___ Stored records ___
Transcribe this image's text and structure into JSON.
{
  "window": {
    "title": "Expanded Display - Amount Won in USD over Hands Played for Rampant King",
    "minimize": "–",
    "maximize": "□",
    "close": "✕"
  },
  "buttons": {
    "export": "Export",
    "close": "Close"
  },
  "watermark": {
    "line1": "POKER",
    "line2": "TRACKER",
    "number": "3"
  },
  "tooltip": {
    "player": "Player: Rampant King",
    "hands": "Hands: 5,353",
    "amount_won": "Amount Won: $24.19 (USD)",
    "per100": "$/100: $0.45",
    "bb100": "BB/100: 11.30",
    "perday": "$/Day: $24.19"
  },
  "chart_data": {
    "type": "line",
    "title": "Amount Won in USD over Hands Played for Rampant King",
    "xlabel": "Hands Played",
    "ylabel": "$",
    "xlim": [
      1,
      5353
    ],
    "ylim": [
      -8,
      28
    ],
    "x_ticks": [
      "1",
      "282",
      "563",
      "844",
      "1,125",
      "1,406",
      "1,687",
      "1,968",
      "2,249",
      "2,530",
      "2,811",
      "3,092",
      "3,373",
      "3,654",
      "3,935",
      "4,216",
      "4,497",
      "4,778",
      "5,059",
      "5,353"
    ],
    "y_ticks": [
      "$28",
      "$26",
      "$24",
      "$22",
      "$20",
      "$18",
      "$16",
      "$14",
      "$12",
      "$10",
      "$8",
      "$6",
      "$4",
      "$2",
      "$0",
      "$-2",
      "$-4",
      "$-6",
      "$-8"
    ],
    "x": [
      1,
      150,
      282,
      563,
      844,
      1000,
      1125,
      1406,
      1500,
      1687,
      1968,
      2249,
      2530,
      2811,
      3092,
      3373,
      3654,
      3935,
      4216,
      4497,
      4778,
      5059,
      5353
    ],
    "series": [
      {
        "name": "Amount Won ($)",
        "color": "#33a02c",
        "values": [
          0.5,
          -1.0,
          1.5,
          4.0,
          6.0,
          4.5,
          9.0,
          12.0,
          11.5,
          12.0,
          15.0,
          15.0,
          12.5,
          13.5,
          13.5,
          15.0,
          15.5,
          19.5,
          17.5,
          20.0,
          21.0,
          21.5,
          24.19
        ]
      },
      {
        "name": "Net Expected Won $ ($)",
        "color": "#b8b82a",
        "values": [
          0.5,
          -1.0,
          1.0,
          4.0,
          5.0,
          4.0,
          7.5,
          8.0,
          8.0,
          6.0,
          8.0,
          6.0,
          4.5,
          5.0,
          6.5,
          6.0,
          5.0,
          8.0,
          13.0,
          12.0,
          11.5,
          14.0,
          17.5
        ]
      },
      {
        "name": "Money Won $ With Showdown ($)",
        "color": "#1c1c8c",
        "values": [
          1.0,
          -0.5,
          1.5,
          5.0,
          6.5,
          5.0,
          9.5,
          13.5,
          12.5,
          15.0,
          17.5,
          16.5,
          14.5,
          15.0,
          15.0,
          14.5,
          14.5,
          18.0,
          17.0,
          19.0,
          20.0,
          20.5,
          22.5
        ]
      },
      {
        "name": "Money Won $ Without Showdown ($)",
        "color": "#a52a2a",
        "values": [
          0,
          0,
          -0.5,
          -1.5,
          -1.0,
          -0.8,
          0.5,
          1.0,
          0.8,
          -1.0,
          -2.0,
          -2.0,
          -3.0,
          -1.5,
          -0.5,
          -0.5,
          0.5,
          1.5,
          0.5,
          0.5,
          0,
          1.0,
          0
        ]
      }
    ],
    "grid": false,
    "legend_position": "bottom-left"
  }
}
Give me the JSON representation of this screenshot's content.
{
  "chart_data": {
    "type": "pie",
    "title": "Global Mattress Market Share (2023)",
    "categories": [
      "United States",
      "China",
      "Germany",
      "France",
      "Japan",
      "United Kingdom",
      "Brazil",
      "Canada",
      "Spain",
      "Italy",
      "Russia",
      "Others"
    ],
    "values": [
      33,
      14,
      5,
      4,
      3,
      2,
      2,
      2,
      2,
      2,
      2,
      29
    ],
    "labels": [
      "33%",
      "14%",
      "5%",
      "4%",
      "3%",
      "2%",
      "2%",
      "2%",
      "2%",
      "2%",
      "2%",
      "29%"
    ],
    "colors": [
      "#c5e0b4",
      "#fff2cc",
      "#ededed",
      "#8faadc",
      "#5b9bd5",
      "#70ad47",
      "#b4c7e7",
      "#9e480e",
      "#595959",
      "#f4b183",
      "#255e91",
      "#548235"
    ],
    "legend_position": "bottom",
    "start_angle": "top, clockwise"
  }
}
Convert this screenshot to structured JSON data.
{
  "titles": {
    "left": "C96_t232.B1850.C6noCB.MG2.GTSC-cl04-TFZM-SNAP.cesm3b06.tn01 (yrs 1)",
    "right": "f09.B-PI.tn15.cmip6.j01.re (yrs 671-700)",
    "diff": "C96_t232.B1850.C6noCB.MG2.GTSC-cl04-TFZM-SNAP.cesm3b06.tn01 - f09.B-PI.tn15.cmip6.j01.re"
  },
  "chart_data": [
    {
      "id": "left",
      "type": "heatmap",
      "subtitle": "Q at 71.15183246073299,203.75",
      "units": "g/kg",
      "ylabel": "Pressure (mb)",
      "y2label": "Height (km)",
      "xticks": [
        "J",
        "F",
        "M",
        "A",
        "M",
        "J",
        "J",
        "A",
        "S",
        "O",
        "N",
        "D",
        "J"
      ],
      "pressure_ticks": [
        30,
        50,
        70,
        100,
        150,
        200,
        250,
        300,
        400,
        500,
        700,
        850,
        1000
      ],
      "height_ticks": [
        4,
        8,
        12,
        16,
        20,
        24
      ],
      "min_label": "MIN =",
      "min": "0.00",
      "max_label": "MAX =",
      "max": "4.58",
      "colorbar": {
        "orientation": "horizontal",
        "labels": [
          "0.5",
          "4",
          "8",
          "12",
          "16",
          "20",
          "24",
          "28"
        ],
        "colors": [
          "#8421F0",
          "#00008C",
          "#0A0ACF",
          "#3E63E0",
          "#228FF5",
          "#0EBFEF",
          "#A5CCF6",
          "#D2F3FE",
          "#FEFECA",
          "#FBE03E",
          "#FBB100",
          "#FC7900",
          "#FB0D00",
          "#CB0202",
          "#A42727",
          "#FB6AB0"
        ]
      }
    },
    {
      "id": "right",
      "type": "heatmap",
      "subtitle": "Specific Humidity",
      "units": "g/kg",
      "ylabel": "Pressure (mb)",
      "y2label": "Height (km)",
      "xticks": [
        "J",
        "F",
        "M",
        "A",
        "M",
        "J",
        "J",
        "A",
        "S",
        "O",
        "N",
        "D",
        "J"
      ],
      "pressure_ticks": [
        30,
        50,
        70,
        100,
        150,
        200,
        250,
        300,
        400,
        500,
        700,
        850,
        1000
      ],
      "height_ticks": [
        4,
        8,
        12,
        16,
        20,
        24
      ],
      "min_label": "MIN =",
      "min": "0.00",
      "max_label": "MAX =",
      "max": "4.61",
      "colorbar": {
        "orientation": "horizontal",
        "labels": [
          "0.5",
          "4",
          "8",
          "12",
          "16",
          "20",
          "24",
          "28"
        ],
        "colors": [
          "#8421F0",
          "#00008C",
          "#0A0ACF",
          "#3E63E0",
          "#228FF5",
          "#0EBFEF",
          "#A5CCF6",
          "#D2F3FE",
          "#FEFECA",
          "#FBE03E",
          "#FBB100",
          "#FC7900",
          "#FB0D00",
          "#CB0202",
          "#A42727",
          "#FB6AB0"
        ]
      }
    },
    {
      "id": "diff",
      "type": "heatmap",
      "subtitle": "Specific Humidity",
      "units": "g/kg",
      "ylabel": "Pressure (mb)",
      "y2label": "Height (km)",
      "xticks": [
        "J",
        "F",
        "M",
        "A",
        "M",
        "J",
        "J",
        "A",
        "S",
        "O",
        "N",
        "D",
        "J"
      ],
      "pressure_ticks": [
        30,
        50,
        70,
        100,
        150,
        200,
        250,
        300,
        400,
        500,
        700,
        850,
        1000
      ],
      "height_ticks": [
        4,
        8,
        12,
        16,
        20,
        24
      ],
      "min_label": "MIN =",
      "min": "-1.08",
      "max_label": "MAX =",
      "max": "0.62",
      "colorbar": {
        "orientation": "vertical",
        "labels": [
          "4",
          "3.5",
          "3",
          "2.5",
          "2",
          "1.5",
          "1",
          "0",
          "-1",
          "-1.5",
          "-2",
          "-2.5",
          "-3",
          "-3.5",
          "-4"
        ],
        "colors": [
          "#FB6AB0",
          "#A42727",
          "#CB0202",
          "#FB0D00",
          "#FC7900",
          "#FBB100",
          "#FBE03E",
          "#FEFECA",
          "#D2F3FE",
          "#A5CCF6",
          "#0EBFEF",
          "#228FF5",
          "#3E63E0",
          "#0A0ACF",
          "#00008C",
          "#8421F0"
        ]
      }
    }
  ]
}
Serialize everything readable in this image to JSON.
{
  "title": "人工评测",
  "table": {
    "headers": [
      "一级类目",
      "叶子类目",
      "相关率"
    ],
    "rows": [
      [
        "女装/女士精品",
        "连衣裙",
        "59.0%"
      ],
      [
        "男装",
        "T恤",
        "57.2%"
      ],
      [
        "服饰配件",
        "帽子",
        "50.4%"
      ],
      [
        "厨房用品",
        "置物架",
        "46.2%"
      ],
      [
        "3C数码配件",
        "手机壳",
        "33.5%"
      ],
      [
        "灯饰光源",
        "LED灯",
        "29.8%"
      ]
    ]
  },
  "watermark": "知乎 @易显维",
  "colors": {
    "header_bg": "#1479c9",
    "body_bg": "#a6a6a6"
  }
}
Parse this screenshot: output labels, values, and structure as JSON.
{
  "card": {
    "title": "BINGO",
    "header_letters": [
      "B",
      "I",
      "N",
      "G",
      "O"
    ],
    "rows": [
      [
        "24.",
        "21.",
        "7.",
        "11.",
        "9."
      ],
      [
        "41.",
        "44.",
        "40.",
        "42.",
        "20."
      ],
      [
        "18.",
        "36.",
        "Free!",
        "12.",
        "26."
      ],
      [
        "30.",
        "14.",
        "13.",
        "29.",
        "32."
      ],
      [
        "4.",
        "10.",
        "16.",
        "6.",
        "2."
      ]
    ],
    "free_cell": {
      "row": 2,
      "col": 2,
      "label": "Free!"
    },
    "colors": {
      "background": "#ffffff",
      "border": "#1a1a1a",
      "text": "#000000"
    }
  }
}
___
To do ▸ Scan the listing above and identify each line holding the string "Showdown"; copy every such line.

Written solution ▸
        "name": "Money Won $ With Showdown ($)",
        "name": "Money Won $ Without Showdown ($)",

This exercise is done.